» **Text section**
It is always pleasing to doff your cap at such an outstanding performance for goalkeeping is a precarious existence. No other performer in football walks the hero to zero tightrope with the same frequency. When things are going well a keeper is frequently a figure of wonder & sometimes mystery. In my formative years we heard tales of the enigmatic, black clad Russian Lev Yashin, lithe, agile & exotic. Sadly there was not much footage available to view with Yashin spending most of his career playing behind the Iron Curtain. Here we had the all encompassing brilliance of the late, great Gordon Banks. I had the very real pleasure of seeing him play a couple of times, so imposing he appeared to fill the goal yet in one of the last pictures I saw of him he was dwarfed standing next to the current Stoke stopper Jack Butland. Stature on a football pitch can clearly not be measured merely by height & weight. Nonetheless some of the man mountains in the modern goal have scaled similar heights of brilliance, namely Denmark & Man Utd’s belligerent Schmeichel in the 1990’s, & presently the splendid Bayern Munich keeper Manuel Neuer, both earning less affection but almost as much admiration as the men from yesteryear. The supernatural reflexes of Atletico Madrid & Slovakia’s Jan Oblak also see him currently vying for the joint accolades of current best keeper in the world & all time great. It must be said there were fewer plaudits for Mr Schmeichel’s mercifully shortlived ’90’s rap career.
This rather melancholy novel was a staple on many a young boy’s bookshelf in the early 1970’s. It is a rather cynical but doubtless honest riposte to the lovable 1950’s style cliches that infused comic book football legends like Roy Of The Rovers (Tiger) & Billy’s Boots (Scorcher)

» **Dataset section**
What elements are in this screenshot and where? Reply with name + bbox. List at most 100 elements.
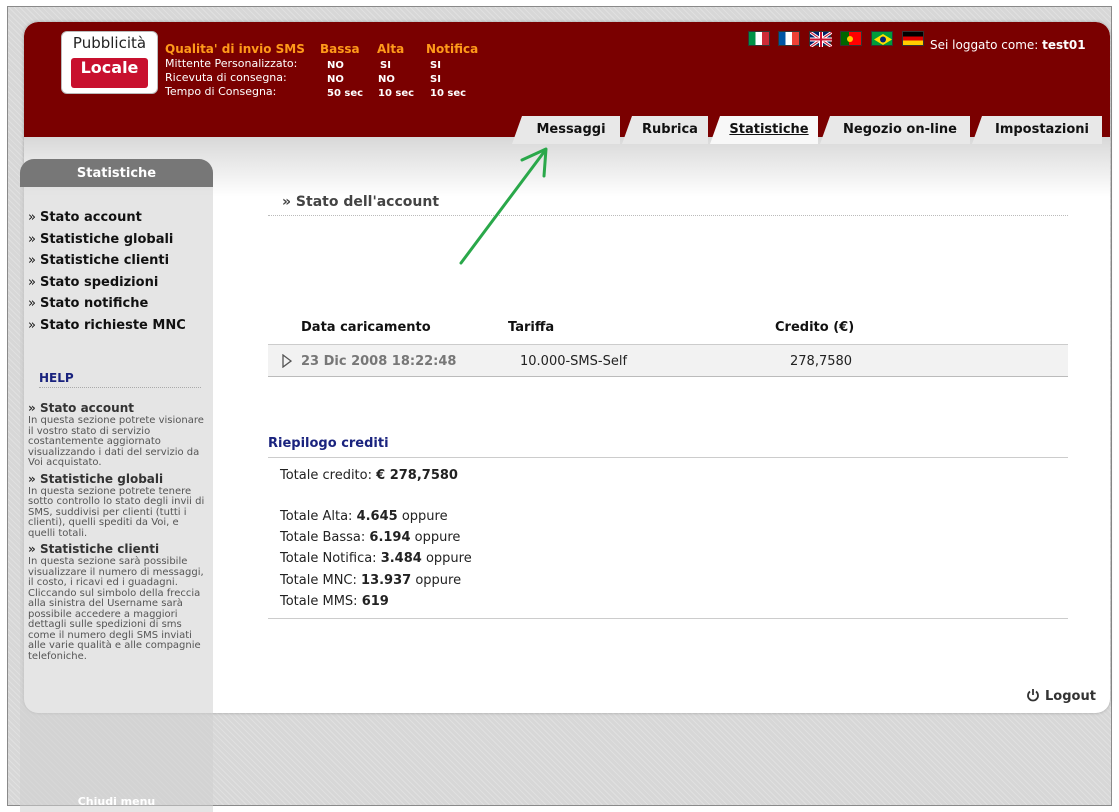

» **Written task A**
Set down the part of the goalkeeping passage from "This rather melancholy" to "Billy’s Boots (Scorcher)".
» **Written task B**
For each statement, answer yes or no according to the goalkeeping passage and quote the words that decide it: (i) Plenty of footage of Lev Yashin was available to view. (ii) The writer saw Gordon Banks play. (iii) Manuel Neuer is described as a Bayern Munich keeper.
The lines after the text are independent material, unrelated to it.

» **Worked solution A**
This rather melancholy novel was a staple on many a young boy’s bookshelf in the early 1970’s. It is a rather cynical but doubtless honest riposte to the lovable 1950’s style cliches that infused comic book football legends like Roy Of The Rovers (Tiger) & Billy’s Boots (Scorcher)

» **Worked solution B**
(i) No: "Sadly there was not much footage available to view"
(ii) Yes: "I had the very real pleasure of seeing him play a couple of times"
(iii) Yes: "the splendid Bayern Munich keeper Manuel Neuer"